Di conseguenza, in Italia gli ospedali e le strutture sanitarie sono sprovvisti di quei requisiti strutturali, organizzativi e tecnologici indispensabili a contrastare la diffusione del contagio e a facilitarne la conversione per la cura dei pazienti infettivi.
Le soluzioni messe in atto per fronteggiare il Covid-19», conclude la dott.ssa Portella, «dovrebbero essere recepite anche dalle normative, in modo rendere idonee tutte le strutture sanitarie ad affrontare al meglio altri eventi simili che potrebbero verificarsi in futuro».

Zoning ospedaliero

«Abbiamo partecipato al gruppo di lavoro che ha progettato e costruito l’Ospedale Covid-19 alla Fiera di Bergamo», spiega il dott. Lorenzo Siracusano, responsabile della Divisione Logistica di Emergency. Attualmente continuiamo la nostra attività di supporto agli staff medici e ai tecnici che operano nella struttura, in stretta collaborazione con l’Asst e con gli altri enti e organizzazioni coinvolti.

dott. Lorenzo Siracusano, Emergency (credit: Emergency)

Ci occupiamo di supervisionare la vestizione e svestizione del personale con i nostri igienisti volontari e, in coordinamento con l’Ospedale Papa Giovanni XXIII di Bergamo, della gestione di alcuni flussi interni di materiali, in particolare dei dispositivi di protezione individuale.
Altre attività – come la preparazione e il trasporto dei pasti per degenti e personale, la gestione dei rifiuti ospedalieri ecc. – sono invece affidate rispettivamente all’Asst e ad aziende specializzate».

Qual è l’articolazione spazio-funzionale dell’ospedale?
«In estrema sintesi, il volume del padiglione fieristico è stato suddiviso nelle zone verde, gialla e rossa.
Nelle zone verde e gialla non sono presenti pazienti: si tratta perciò di aree a rischio medio, composte da ambienti dedicati alle funzioni di supporto comuni all’intero ospedale, che prevedono rispettivamente una presenza saltuaria (zona verde) e continuativa (zona gialla) di personale e tecnici.

Il personale accede alla zona gialla iniziando dagli spogliatoi.
Indossa le normali uniformi ospedaliere, più una mascherina chirurgica, ed è tenuto a osservare le regole base di prevenzione (lavaggio delle mani, mantenimento della distanza ecc.).

I locali che compongono la zona gialla, anche non direttamente comunicanti fra loro, si trovano tutti in posizione baricentrica rispetto all’ospedale, in modo da minimizzare la lunghezza dei percorsi interni al resto dell’ospedale, che è una zona rossa continua – ovvero popolata da pazienti infetti – perciò considerata a massimo rischio per il personale che può accedervi solo indossando in modo appropriato i dpi».

- Elenco compiti
1. Rispondi alle seguenti domande sul testo relativo all'ospedale Covid-19 della Fiera di Bergamo:
(a) Quale incarico ricopre il dott. Lorenzo Siracusano in Emergency?
(b) In quali zone è stato suddiviso il volume del padiglione fieristico?
(c) Da quali locali inizia l'accesso del personale alla zona gialla?
2. Prosegui il testo relativo all'ospedale Covid-19 della Fiera di Bergamo a partire dall'ultima frase riportata.

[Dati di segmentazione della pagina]
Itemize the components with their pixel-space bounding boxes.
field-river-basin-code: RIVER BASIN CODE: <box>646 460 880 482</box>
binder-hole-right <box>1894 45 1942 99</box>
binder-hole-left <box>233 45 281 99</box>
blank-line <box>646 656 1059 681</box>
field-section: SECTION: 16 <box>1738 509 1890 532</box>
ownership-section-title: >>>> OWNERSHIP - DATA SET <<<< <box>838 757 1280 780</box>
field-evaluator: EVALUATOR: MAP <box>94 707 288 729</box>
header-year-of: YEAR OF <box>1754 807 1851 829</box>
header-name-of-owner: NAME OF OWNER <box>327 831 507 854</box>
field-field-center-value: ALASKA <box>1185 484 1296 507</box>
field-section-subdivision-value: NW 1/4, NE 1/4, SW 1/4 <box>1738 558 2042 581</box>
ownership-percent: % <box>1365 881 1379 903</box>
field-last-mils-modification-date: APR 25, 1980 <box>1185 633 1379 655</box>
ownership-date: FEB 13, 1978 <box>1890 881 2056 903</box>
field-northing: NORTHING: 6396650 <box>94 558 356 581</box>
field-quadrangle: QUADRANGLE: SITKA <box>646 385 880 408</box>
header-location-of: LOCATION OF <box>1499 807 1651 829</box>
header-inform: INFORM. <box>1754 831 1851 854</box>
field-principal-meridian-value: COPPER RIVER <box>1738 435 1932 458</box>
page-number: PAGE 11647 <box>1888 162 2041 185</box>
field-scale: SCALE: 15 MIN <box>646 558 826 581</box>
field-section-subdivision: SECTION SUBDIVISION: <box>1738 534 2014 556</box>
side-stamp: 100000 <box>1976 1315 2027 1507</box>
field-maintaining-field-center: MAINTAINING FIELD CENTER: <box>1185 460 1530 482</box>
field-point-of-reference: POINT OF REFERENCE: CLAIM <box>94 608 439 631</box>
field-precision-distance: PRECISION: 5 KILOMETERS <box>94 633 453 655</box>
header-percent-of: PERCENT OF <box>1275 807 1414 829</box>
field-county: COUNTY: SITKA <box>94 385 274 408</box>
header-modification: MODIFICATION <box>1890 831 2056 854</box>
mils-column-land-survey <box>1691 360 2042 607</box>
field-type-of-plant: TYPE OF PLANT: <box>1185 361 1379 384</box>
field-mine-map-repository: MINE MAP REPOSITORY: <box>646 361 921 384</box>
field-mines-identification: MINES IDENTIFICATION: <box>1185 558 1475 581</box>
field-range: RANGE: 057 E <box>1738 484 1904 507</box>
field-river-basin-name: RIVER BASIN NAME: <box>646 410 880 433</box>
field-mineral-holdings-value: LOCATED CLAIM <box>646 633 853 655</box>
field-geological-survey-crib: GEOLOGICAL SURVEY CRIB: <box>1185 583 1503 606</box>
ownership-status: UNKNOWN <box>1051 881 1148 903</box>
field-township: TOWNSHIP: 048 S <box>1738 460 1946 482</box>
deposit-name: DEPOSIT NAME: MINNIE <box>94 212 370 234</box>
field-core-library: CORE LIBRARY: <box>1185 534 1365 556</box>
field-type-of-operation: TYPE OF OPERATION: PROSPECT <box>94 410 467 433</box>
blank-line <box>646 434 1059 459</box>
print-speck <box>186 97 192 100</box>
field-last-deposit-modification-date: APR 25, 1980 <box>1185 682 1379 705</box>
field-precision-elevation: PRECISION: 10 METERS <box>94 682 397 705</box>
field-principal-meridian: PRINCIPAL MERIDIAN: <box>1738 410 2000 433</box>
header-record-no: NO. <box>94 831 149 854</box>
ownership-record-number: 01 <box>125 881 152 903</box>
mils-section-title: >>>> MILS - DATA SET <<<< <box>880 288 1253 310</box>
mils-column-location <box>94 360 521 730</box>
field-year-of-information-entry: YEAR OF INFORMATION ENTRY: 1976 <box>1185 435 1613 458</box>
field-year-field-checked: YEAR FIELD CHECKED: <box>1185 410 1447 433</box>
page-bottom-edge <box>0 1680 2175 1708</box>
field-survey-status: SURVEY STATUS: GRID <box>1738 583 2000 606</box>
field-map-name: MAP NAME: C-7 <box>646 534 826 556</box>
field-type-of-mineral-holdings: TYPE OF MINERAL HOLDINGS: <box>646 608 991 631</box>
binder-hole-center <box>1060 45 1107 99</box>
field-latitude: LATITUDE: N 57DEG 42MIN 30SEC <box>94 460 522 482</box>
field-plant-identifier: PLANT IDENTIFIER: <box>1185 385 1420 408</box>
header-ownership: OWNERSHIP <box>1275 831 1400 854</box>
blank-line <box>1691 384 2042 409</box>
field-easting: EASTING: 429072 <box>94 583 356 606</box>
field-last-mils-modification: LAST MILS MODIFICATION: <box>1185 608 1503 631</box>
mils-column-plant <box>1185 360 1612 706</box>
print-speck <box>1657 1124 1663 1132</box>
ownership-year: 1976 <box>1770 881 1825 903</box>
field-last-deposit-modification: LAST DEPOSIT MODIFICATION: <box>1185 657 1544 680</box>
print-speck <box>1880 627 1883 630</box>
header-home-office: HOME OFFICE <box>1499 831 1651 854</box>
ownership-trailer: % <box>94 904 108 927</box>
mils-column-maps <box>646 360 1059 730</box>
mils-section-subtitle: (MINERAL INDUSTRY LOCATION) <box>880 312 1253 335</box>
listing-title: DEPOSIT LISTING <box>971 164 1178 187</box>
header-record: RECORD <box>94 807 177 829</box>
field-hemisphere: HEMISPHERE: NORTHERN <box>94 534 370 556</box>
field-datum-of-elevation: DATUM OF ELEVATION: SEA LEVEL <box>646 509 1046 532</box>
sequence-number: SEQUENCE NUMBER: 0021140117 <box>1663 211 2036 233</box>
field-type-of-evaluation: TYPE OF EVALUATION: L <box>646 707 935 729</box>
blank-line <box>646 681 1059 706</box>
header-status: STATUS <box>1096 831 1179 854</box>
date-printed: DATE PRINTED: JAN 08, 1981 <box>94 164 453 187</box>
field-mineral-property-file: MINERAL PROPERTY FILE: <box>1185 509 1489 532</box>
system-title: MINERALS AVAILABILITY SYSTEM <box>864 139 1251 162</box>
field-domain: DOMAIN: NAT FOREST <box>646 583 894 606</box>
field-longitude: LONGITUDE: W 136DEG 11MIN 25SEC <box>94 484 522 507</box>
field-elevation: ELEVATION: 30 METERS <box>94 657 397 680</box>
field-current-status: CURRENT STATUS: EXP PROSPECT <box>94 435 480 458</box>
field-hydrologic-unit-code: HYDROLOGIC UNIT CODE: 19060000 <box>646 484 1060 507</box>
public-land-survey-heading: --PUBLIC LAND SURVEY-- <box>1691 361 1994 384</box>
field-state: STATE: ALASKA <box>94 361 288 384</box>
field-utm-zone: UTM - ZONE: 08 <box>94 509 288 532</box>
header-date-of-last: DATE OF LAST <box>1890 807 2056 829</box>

- Risposte ai compiti
1.
(a) È responsabile della Divisione Logistica di Emergency.
(b) Nelle zone verde, gialla e rossa.
(c) Dagli spogliatoi.

2.
La gestione degli accessi

Come gestite il rischio per il personale che lavora nella zona rossa?
«Nella zona gialla abbiamo previsto sale comunicanti con la zona rossa, esclusivamente destinate alla vestizione/svestizione del personale che, per eseguire l’operazione, è assistito da operatori appositamente formati.

Questi ultimi svolgono un compito fondamentale per la sicurezza del personale che opera nella zona rossa, in quanto coadiuvano medici, infermieri, tecnici e oss nella procedura di vestizione/svestizione, controllando che i dpi siano indossati e tolti correttamente».
Come sono gestiti gli altri accessi alla zona rossa?
«Fra la zona verde e il locale triage, situato nella zona rossa, si trova uno spazio buffer dotato di porte contrapposte ad apertura controllata.
Quando il paziente accede allo spazio buffer le porte rivolte all’interno, verso la zona rossa, sono chiuse per evitare rischi al personale dell’ambulanza.
Quando le porte rivolte all’esterno, verso la zona verde, sono chiuse, si sbloccano quelle interne e il paziente è preso in carico dal personale del triage.

Lo stesso sistema è utilizzato per l’ingresso e l’uscita dei materiali, dalla zona verde alla quella rossa e viceversa. In questo caso sono i diversi depositi a fungere da spazio buffer.

Sebbene fisicamente situata all’interno dell’ospedale, la Farmacia non è considerata zona rossa.
In questo caso», conclude Lorenzo Siracusano, «il personale dispone degli stessi dpi utilizzati nella zona gialla e il passaggio dei farmaci, dal locale preparazione verso la zona rossa, avviene mediante scivoli anch’essi delimitati da sportelli contrapposti».